• _DATASET ROWS_
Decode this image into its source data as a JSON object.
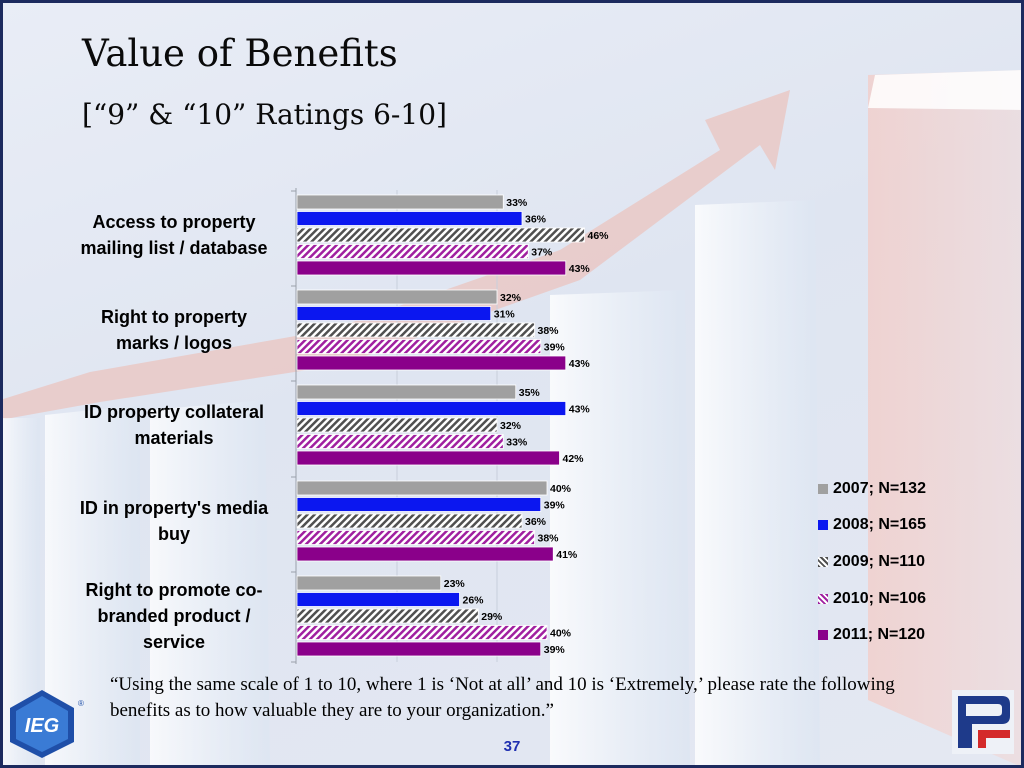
{
  "title": "Value of Benefits",
  "subtitle": "[“9” & “10” Ratings 6-10]",
  "footnote": "“Using the same scale of 1 to 10, where 1 is ‘Not at all’ and 10 is ‘Extremely,’ please rate the following benefits as to how valuable they are to your organization.”",
  "page_number": "37",
  "logo_text": "IEG",
  "colors": {
    "frame": "#1c2a5e",
    "page_number": "#1f2fb0"
  },
  "chart_data": {
    "type": "bar",
    "orientation": "horizontal",
    "categories": [
      "Access to property mailing list / database",
      "Right to property marks / logos",
      "ID property collateral materials",
      "ID in property's media buy",
      "Right to promote co-branded product / service"
    ],
    "category_lines": [
      [
        "Access to property",
        "mailing list / database"
      ],
      [
        "Right to property",
        "marks / logos"
      ],
      [
        "ID property collateral",
        "materials"
      ],
      [
        "ID in property's media",
        "buy"
      ],
      [
        "Right to promote co-",
        "branded product /",
        "service"
      ]
    ],
    "series": [
      {
        "name": "2007; N=132",
        "color": "#a0a0a0",
        "pattern": "solid",
        "values": [
          33,
          32,
          35,
          40,
          23
        ]
      },
      {
        "name": "2008; N=165",
        "color": "#0b17f0",
        "pattern": "solid",
        "values": [
          36,
          31,
          43,
          39,
          26
        ]
      },
      {
        "name": "2009; N=110",
        "color": "#505050",
        "pattern": "hatch",
        "values": [
          46,
          38,
          32,
          36,
          29
        ]
      },
      {
        "name": "2010; N=106",
        "color": "#a020a0",
        "pattern": "hatch",
        "values": [
          37,
          39,
          33,
          38,
          40
        ]
      },
      {
        "name": "2011; N=120",
        "color": "#8a008a",
        "pattern": "solid",
        "values": [
          43,
          43,
          42,
          41,
          39
        ]
      }
    ],
    "value_suffix": "%",
    "legend_position": "right",
    "xlim": [
      0,
      60
    ],
    "gridlines": true
  }
}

• _GIVEN INSTRUCTION_
Print out the whole of the material word for word, without pictures.

• _SOLUTION_
Decode this image into its source data as a JSON object.
{
  "title": "Value of Benefits",
  "subtitle": "[“9” & “10” Ratings 6-10]",
  "footnote": "“Using the same scale of 1 to 10, where 1 is ‘Not at all’ and 10 is ‘Extremely,’ please rate the following benefits as to how valuable they are to your organization.”",
  "page_number": "37",
  "logo_text": "IEG",
  "colors": {
    "frame": "#1c2a5e",
    "page_number": "#1f2fb0"
  },
  "chart_data": {
    "type": "bar",
    "orientation": "horizontal",
    "categories": [
      "Access to property mailing list / database",
      "Right to property marks / logos",
      "ID property collateral materials",
      "ID in property's media buy",
      "Right to promote co-branded product / service"
    ],
    "category_lines": [
      [
        "Access to property",
        "mailing list / database"
      ],
      [
        "Right to property",
        "marks / logos"
      ],
      [
        "ID property collateral",
        "materials"
      ],
      [
        "ID in property's media",
        "buy"
      ],
      [
        "Right to promote co-",
        "branded product /",
        "service"
      ]
    ],
    "series": [
      {
        "name": "2007; N=132",
        "color": "#a0a0a0",
        "pattern": "solid",
        "values": [
          33,
          32,
          35,
          40,
          23
        ]
      },
      {
        "name": "2008; N=165",
        "color": "#0b17f0",
        "pattern": "solid",
        "values": [
          36,
          31,
          43,
          39,
          26
        ]
      },
      {
        "name": "2009; N=110",
        "color": "#505050",
        "pattern": "hatch",
        "values": [
          46,
          38,
          32,
          36,
          29
        ]
      },
      {
        "name": "2010; N=106",
        "color": "#a020a0",
        "pattern": "hatch",
        "values": [
          37,
          39,
          33,
          38,
          40
        ]
      },
      {
        "name": "2011; N=120",
        "color": "#8a008a",
        "pattern": "solid",
        "values": [
          43,
          43,
          42,
          41,
          39
        ]
      }
    ],
    "value_suffix": "%",
    "legend_position": "right",
    "xlim": [
      0,
      60
    ],
    "gridlines": true
  }
}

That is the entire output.